▸ PROBLEMS:
1. For the forum thread on a TRP expiring, say yes or no for each statement and quote the exact words of the thread that decide it: (a) The poster applied for a PRP in October of 2015. (b) The poster's temporary residence permit expires on the 14th of December 2016. (c) One reply warns against leaving the country while waiting to receive a PRP or TRP.
2. Write out the forum thread on a TRP expiring again, starting at "## MrTshiko (May" and ending at "prior to expiration?", and swap in "police" wherever "SAPS" appears.

▸ TEXT TO READ:
# TRP expiring while waiting for PRP



## MrTshiko (May 27, 2014)

Okay, big time dilemma here. I applied for my PRP back in October of 2015. My temporary residence permit expires on the 14th of November 2016. For some reason I got it in my head that I needed to apply to extend my Temporary Residence Permit (a relatives visa based on my marriage to a SA citizen) no later than 30 days before it expires. I WAS WRONG. Everything online says 60 days.

60 days before expiry is next week. I could maybe get everything except the background checks, which I just submitted today but I won't get my SAPS background check back until the end of this month. 

So I have two questions:

1) Will the folks at VFS let me submit the renewal of my relatives Visa within the 60 day period prior to expiration?

2) If I am not allowed to apply to renew my TRP, and I do not get my permanent residence permit before my TRP expires, what should I do? Would I be disqualified from getting my pending PRP if I stay in the country and remain out of status?


----------



## Bwixie (Mar 11, 2014)

MrTshiko said:


> Okay, big time dilemma here. I applied for my PRP back in October of 2015. My temporary residence permit expires on the 14th of November 2016. For some reason I got it in my head that I needed to apply to extend my Temporary Residence Permit (a relatives visa based on my marriage to a SA citizen) no later than 30 days before it expires. I WAS WRONG. Everything online says 60 days.
> 
> 60 days before expiry is next week. I could maybe get everything except the background checks, which I just submitted today but I won't get my SAPS background check back until the end of this month.
> 
> ...


Hi there

They will allow you to submit as long as your TRP hasn't expired. They may request a cover note to explain the delay. That was my experience.


----------



## oceanracer (Mar 10, 2015)

Make sure you do not leave the country while you are waiting to receive either PRP or TRP, or else you will be blacklisted and unable to enter the country again even w/ a TRP and PRP pending.


----------



## chez33 (May 31, 2012)

MrTshiko said:


> Okay, big time dilemma here. I applied for my PRP back in October of 2015. My temporary residence permit expires on the 14th of November 2016. For some reason I got it in my head that I needed to apply to extend my Temporary Residence Permit (a relatives visa based on my marriage to a SA citizen) no later than 30 days before it expires. I WAS WRONG. Everything online says 60 days.

Layout dataset entries
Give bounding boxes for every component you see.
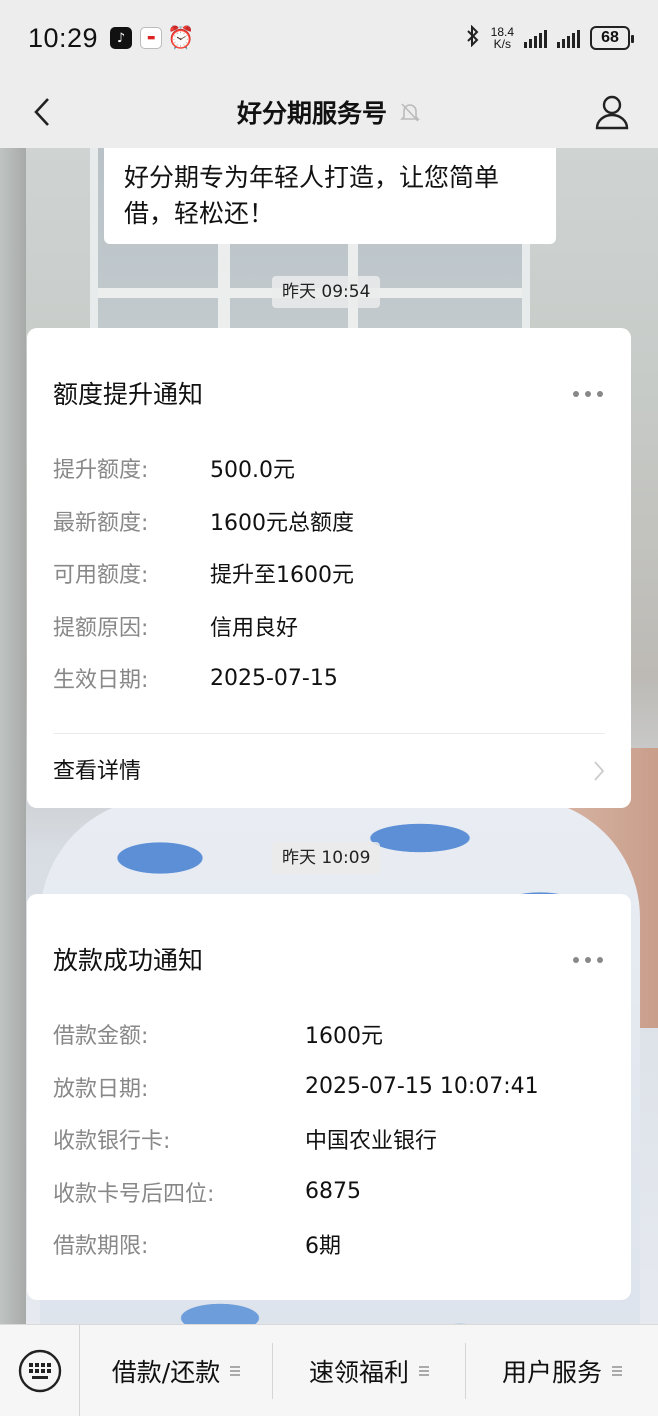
field-value: 提升至1600元 [210, 563, 354, 589]
back-arrow-icon[interactable] [20, 90, 64, 134]
field-label: 生效日期: [53, 668, 149, 694]
field-row: 收款卡号后四位: 6875 [53, 1166, 605, 1219]
field-value: 6期 [305, 1234, 341, 1260]
menu-label: 速领福利 [308, 1357, 409, 1387]
tiktok-icon: ♪ [110, 27, 133, 49]
bluetooth-icon [465, 24, 481, 51]
bottom-menu-bar: 借款/还款 速领福利 用户服务 [0, 1324, 658, 1416]
field-value: 2025-07-15 10:07:41 [305, 1074, 539, 1100]
menu-user-service[interactable]: 用户服务 [465, 1342, 658, 1399]
limit-increase-card[interactable]: 额度提升通知 提升额度: 500.0元 最新额度: 1600元总额度 可用额度:… [27, 328, 631, 808]
alarm-icon: ⏰ [167, 25, 195, 51]
field-label: 放款日期: [53, 1076, 149, 1102]
message-bubble: 好分期专为年轻人打造，让您简单借，轻松还！ [104, 148, 556, 244]
field-value: 2025-07-15 [210, 665, 338, 691]
field-row: 提额原因: 信用良好 [53, 600, 605, 653]
keyboard-toggle-button[interactable] [0, 1324, 80, 1416]
submenu-icon [419, 1365, 429, 1376]
battery-indicator: 68 [590, 26, 634, 50]
field-label: 提额原因: [53, 615, 149, 641]
field-label: 提升额度: [53, 458, 149, 484]
field-label: 最新额度: [53, 510, 149, 536]
menu-loan-repay[interactable]: 借款/还款 [80, 1343, 272, 1399]
field-value: 信用良好 [210, 615, 299, 641]
field-row: 最新额度: 1600元总额度 [53, 495, 605, 548]
field-label: 借款金额: [53, 1024, 149, 1050]
field-row: 生效日期: 2025-07-15 [53, 652, 605, 705]
field-label: 收款卡号后四位: [53, 1181, 215, 1207]
field-value: 中国农业银行 [305, 1129, 438, 1155]
menu-label: 用户服务 [501, 1357, 602, 1387]
nav-bar: 好分期服务号 [0, 76, 658, 148]
page-title: 好分期服务号 [236, 99, 387, 128]
signal-icon-2 [557, 28, 580, 48]
network-speed: 18.4 K/s [490, 25, 514, 51]
profile-icon[interactable] [592, 92, 632, 132]
menu-label: 借款/还款 [111, 1357, 221, 1387]
field-label: 借款期限: [53, 1234, 149, 1260]
field-value: 500.0元 [210, 458, 295, 484]
chevron-right-icon [593, 760, 605, 788]
more-options-icon[interactable] [573, 391, 603, 397]
submenu-icon [230, 1365, 241, 1376]
status-time: 10:29 [28, 22, 99, 53]
field-value: 1600元总额度 [210, 510, 354, 536]
mute-bell-icon [399, 101, 421, 123]
message-timestamp: 昨天 09:54 [272, 276, 381, 308]
field-label: 收款银行卡: [53, 1129, 171, 1155]
card-title: 额度提升通知 [53, 380, 204, 409]
loan-disbursed-card[interactable]: 放款成功通知 借款金额: 1600元 放款日期: 2025-07-15 10:0… [27, 894, 631, 1300]
status-bar: 10:29 ♪ ▬ ⏰ 18.4 K/s 68 [0, 0, 658, 76]
field-row: 放款日期: 2025-07-15 10:07:41 [53, 1061, 605, 1114]
card-fields: 借款金额: 1600元 放款日期: 2025-07-15 10:07:41 收款… [53, 1008, 605, 1271]
field-row: 借款期限: 6期 [53, 1218, 605, 1271]
field-value: 1600元 [305, 1024, 383, 1050]
menu-benefits[interactable]: 速领福利 [272, 1342, 465, 1399]
message-timestamp: 昨天 10:09 [272, 842, 381, 874]
field-value: 6875 [305, 1179, 361, 1205]
view-details-label: 查看详情 [53, 759, 142, 784]
submenu-icon [612, 1365, 622, 1376]
bank-app-icon: ▬ [140, 27, 163, 49]
field-row: 提升额度: 500.0元 [53, 442, 605, 495]
field-row: 借款金额: 1600元 [53, 1008, 605, 1061]
field-label: 可用额度: [53, 563, 149, 589]
field-row: 可用额度: 提升至1600元 [53, 547, 605, 600]
view-details-link[interactable]: 查看详情 [53, 732, 605, 805]
keyboard-icon [18, 1349, 61, 1392]
card-fields: 提升额度: 500.0元 最新额度: 1600元总额度 可用额度: 提升至160… [53, 442, 605, 705]
signal-icon [524, 28, 547, 48]
card-title: 放款成功通知 [53, 946, 204, 975]
field-row: 收款银行卡: 中国农业银行 [53, 1113, 605, 1166]
more-options-icon[interactable] [573, 957, 603, 963]
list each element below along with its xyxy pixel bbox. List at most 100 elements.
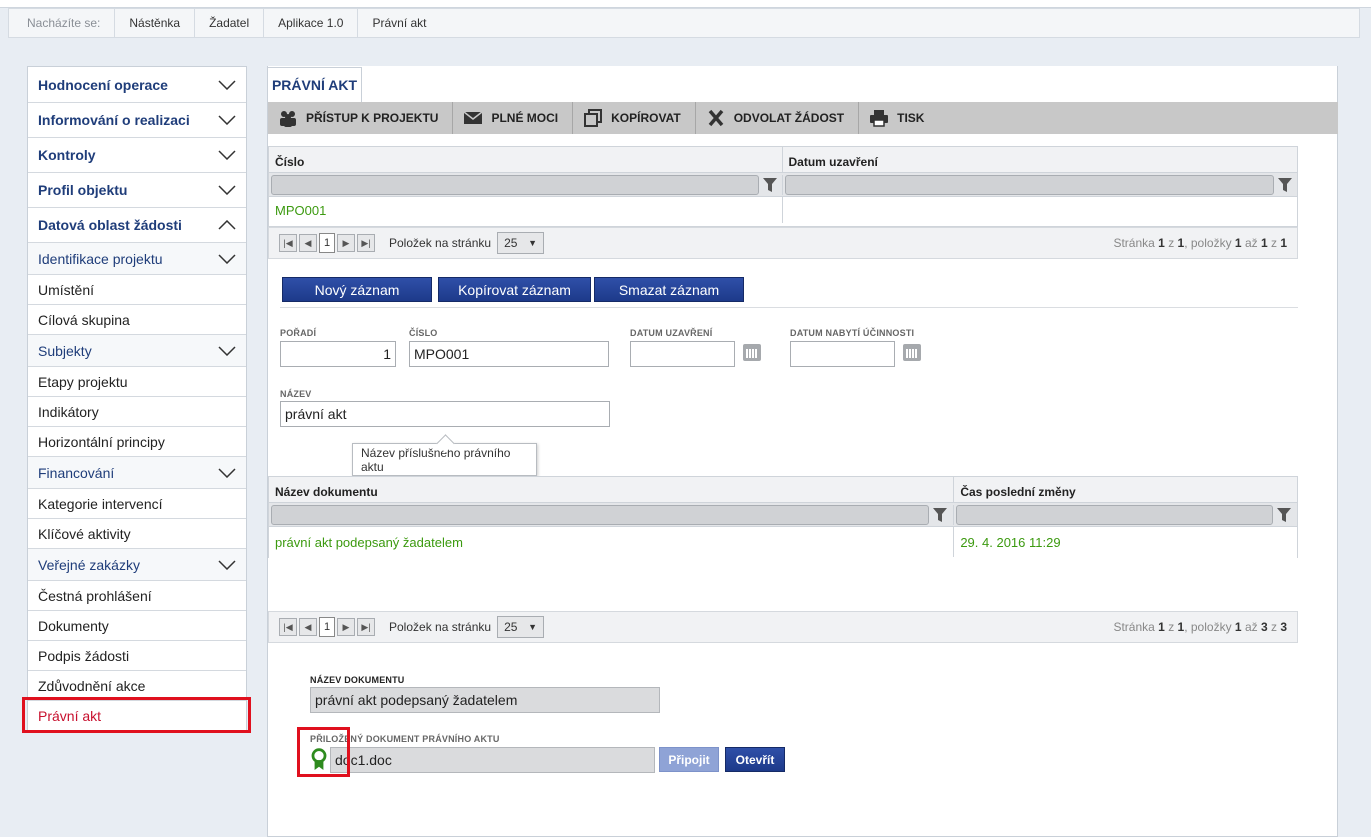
filter-icon[interactable] — [763, 177, 777, 192]
current-page[interactable]: 1 — [319, 233, 335, 253]
sidebar-item-indikatory[interactable]: Indikátory — [28, 396, 246, 426]
breadcrumb-item-dashboard[interactable]: Nástěnka — [114, 9, 194, 37]
column-header-last-change[interactable]: Čas poslední změny — [954, 477, 1297, 502]
page-info-page: 1 — [1158, 620, 1165, 634]
chevron-down-icon[interactable] — [218, 185, 236, 195]
filter-input-document-name[interactable] — [271, 504, 929, 525]
breadcrumb-item-application[interactable]: Aplikace 1.0 — [263, 9, 357, 37]
filter-icon[interactable] — [1277, 177, 1292, 192]
sidebar-item-cilova-skupina[interactable]: Cílová skupina — [28, 304, 246, 334]
sidebar-item-kategorie-intervenci[interactable]: Kategorie intervencí — [28, 488, 246, 518]
sidebar-item-identifikace-projektu[interactable]: Identifikace projektu — [28, 242, 246, 274]
sidebar-item-hodnoceni-operace[interactable]: Hodnocení operace — [28, 67, 246, 102]
sidebar-item-informovani-o-realizaci[interactable]: Informování o realizaci — [28, 102, 246, 137]
power-of-attorney-button[interactable]: PLNÉ MOCI — [453, 102, 574, 134]
sidebar-item-zduvodneni-akce[interactable]: Zdůvodnění akce — [28, 670, 246, 700]
next-page-button[interactable]: ▶ — [337, 234, 355, 252]
documents-grid-header: Název dokumentu Čas poslední změny — [269, 477, 1297, 503]
filter-icon[interactable] — [933, 507, 947, 522]
calendar-icon[interactable] — [903, 344, 921, 361]
order-label: POŘADÍ — [280, 328, 317, 338]
tooltip-text: Název příslušného právního aktu — [361, 445, 511, 474]
column-header-closed-date[interactable]: Datum uzavření — [783, 147, 1298, 172]
sidebar-item-label: Cílová skupina — [38, 311, 130, 328]
chevron-down-icon[interactable] — [218, 79, 236, 90]
sidebar-item-klicove-aktivity[interactable]: Klíčové aktivity — [28, 518, 246, 548]
cell-number[interactable]: MPO001 — [269, 197, 783, 223]
page-info-prefix: Stránka — [1113, 236, 1159, 250]
last-page-button[interactable]: ▶| — [357, 234, 375, 252]
chevron-down-icon[interactable] — [218, 150, 236, 160]
sidebar-item-kontroly[interactable]: Kontroly — [28, 137, 246, 172]
new-record-button[interactable]: Nový záznam — [282, 277, 432, 302]
acts-grid: Číslo Datum uzavření MPO001 — [268, 146, 1298, 227]
prev-page-button[interactable]: ◀ — [299, 618, 317, 636]
last-page-button[interactable]: ▶| — [357, 618, 375, 636]
effective-date-field[interactable] — [790, 341, 895, 367]
top-strip — [0, 0, 1371, 8]
sidebar-item-etapy-projektu[interactable]: Etapy projektu — [28, 366, 246, 396]
first-page-button[interactable]: |◀ — [279, 618, 297, 636]
per-page-select[interactable]: 25 ▼ — [497, 232, 545, 254]
closed-date-field[interactable] — [630, 341, 735, 367]
page-info-to: 1 — [1260, 236, 1268, 250]
filter-input-number[interactable] — [271, 174, 759, 195]
chevron-down-icon[interactable] — [218, 253, 236, 264]
copy-button[interactable]: KOPÍROVAT — [573, 102, 696, 134]
filter-input-closed-date[interactable] — [784, 174, 1274, 195]
sidebar-item-profil-objektu[interactable]: Profil objektu — [28, 172, 246, 207]
attach-button[interactable]: Připojit — [659, 747, 719, 772]
sidebar-item-podpis-zadosti[interactable]: Podpis žádosti — [28, 640, 246, 670]
calendar-icon[interactable] — [743, 344, 761, 361]
sidebar-item-horizontalni-principy[interactable]: Horizontální principy — [28, 426, 246, 456]
filter-icon[interactable] — [1277, 507, 1292, 522]
sidebar-item-verejne-zakazky[interactable]: Veřejné zakázky — [28, 548, 246, 580]
breadcrumb-lead: Nacházíte se: — [27, 16, 101, 30]
order-field[interactable]: 1 — [280, 341, 396, 367]
sidebar-item-financovani[interactable]: Financování — [28, 456, 246, 488]
withdraw-button[interactable]: ODVOLAT ŽÁDOST — [696, 102, 860, 134]
page-info: Stránka 1 z 1, položky 1 až 1 z 1 — [1113, 236, 1297, 250]
table-row[interactable]: MPO001 — [269, 197, 1297, 223]
printer-icon — [870, 110, 889, 127]
chevron-up-icon[interactable] — [218, 220, 236, 230]
access-button[interactable]: PŘÍSTUP K PROJEKTU — [268, 102, 454, 134]
print-button[interactable]: TISK — [859, 102, 938, 134]
open-button[interactable]: Otevřít — [725, 747, 785, 772]
copy-record-button[interactable]: Kopírovat záznam — [438, 277, 591, 302]
per-page-select[interactable]: 25 ▼ — [497, 616, 545, 638]
delete-record-button[interactable]: Smazat záznam — [594, 277, 744, 302]
chevron-down-icon[interactable] — [218, 467, 236, 478]
sidebar-item-datova-oblast-zadosti[interactable]: Datová oblast žádosti — [28, 207, 246, 242]
column-header-number[interactable]: Číslo — [269, 147, 783, 172]
filter-input-last-change[interactable] — [956, 504, 1274, 525]
column-header-document-name[interactable]: Název dokumentu — [269, 477, 955, 502]
current-page[interactable]: 1 — [319, 617, 335, 637]
chevron-down-icon[interactable] — [218, 559, 236, 570]
first-page-button[interactable]: |◀ — [279, 234, 297, 252]
chevron-down-icon[interactable] — [218, 345, 236, 356]
page-info-of: z — [1164, 236, 1178, 250]
cell-document-name[interactable]: právní akt podepsaný žadatelem — [269, 527, 955, 557]
name-field[interactable]: právní akt — [280, 401, 610, 427]
next-page-button[interactable]: ▶ — [337, 618, 355, 636]
sidebar-item-label: Umístění — [38, 281, 95, 298]
number-field[interactable]: MPO001 — [409, 341, 609, 367]
sidebar-item-label: Financování — [38, 464, 115, 481]
table-row[interactable]: právní akt podepsaný žadatelem 29. 4. 20… — [269, 527, 1297, 557]
name-value: právní akt — [285, 406, 347, 422]
breadcrumb-item-applicant[interactable]: Žadatel — [194, 9, 263, 37]
per-page-value: 25 — [504, 620, 518, 634]
sidebar-item-umisteni[interactable]: Umístění — [28, 274, 246, 304]
chevron-down-icon: ▼ — [528, 622, 538, 632]
chevron-down-icon[interactable] — [218, 115, 236, 125]
page-info-to-label: až — [1241, 236, 1261, 250]
prev-page-button[interactable]: ◀ — [299, 234, 317, 252]
sidebar-item-subjekty[interactable]: Subjekty — [28, 334, 246, 366]
page-info-from: 1 — [1234, 236, 1242, 250]
sidebar-item-dokumenty[interactable]: Dokumenty — [28, 610, 246, 640]
sidebar-item-cestna-prohlaseni[interactable]: Čestná prohlášení — [28, 580, 246, 610]
sidebar-item-label: Etapy projektu — [38, 373, 128, 390]
tab-pravni-akt[interactable]: PRÁVNÍ AKT — [267, 67, 362, 102]
page-info-page: 1 — [1158, 236, 1165, 250]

▸ IN RESPONSE:
1.
(a) Yes: "I applied for my PRP back in October of 2015."
(b) No: "My temporary residence permit expires on the 14th of November 2016."
(c) Yes: "Make sure you do not leave the country while you are waiting to receive either PRP or TRP"

2.
## MrTshiko (May 27, 2014)

Okay, big time dilemma here. I applied for my PRP back in October of 2015. My temporary residence permit expires on the 14th of November 2016. For some reason I got it in my head that I needed to apply to extend my Temporary Residence Permit (a relatives visa based on my marriage to a SA citizen) no later than 30 days before it expires. I WAS WRONG. Everything online says 60 days.

60 days before expiry is next week. I could maybe get everything except the background checks, which I just submitted today but I won't get my police background check back until the end of this month. 

So I have two questions:

1) Will the folks at VFS let me submit the renewal of my relatives Visa within the 60 day period prior to expiration?